# [Dataset rows]
***

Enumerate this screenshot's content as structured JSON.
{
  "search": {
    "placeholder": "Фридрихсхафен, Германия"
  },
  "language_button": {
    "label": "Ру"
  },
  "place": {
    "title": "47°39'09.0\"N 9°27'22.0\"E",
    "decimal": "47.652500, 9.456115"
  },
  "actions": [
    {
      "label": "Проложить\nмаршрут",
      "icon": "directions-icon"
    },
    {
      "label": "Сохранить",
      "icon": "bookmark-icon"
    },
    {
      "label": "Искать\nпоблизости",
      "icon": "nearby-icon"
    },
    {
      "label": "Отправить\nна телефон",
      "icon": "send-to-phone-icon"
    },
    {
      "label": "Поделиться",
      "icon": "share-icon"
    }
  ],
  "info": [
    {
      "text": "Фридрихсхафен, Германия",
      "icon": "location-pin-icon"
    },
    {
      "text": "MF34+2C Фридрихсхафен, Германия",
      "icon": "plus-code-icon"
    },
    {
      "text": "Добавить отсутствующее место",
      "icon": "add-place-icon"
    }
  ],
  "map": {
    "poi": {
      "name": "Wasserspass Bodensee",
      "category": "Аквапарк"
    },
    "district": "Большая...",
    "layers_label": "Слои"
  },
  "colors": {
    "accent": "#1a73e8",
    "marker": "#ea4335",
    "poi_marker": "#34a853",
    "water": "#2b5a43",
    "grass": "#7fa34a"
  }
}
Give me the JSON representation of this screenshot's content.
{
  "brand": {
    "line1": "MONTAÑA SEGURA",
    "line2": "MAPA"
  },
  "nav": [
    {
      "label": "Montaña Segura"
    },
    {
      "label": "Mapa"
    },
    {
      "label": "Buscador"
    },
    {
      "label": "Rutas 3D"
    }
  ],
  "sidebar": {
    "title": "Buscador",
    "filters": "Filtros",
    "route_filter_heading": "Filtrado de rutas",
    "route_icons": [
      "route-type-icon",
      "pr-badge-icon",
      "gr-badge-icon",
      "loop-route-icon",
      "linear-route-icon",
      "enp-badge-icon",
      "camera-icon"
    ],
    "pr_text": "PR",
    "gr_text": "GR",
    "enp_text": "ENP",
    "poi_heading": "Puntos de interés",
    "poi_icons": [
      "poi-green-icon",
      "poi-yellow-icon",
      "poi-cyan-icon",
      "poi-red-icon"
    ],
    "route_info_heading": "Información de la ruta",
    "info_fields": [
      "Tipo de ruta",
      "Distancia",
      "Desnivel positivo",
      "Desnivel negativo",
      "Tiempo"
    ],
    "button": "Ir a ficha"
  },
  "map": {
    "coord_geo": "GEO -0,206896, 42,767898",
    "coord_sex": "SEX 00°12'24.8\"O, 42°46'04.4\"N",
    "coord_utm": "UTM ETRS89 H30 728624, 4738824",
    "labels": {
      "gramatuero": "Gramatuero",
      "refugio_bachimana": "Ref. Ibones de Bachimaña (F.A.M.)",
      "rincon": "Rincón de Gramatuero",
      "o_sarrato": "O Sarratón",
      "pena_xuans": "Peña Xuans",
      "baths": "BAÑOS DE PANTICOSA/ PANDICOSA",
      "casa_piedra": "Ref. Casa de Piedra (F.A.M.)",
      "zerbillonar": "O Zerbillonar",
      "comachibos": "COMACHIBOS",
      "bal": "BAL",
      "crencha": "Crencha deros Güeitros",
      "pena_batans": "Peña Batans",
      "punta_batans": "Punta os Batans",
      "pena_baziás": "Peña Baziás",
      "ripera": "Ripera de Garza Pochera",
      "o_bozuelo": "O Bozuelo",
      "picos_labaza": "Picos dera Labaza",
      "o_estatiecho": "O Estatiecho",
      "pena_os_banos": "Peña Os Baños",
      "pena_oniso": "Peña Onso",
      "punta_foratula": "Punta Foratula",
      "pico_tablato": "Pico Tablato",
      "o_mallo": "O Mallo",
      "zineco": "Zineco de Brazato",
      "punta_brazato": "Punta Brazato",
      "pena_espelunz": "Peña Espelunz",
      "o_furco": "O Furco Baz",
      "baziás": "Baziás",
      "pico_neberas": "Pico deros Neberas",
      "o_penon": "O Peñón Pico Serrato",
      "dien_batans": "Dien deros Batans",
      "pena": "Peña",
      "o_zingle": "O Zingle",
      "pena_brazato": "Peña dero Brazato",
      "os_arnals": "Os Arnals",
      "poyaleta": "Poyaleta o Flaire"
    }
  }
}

***

# [Instructions to follow]
Copy each line in the data that holds the word "Desnivel".

# [Output of the exercise]
      "Desnivel positivo",
      "Desnivel negativo",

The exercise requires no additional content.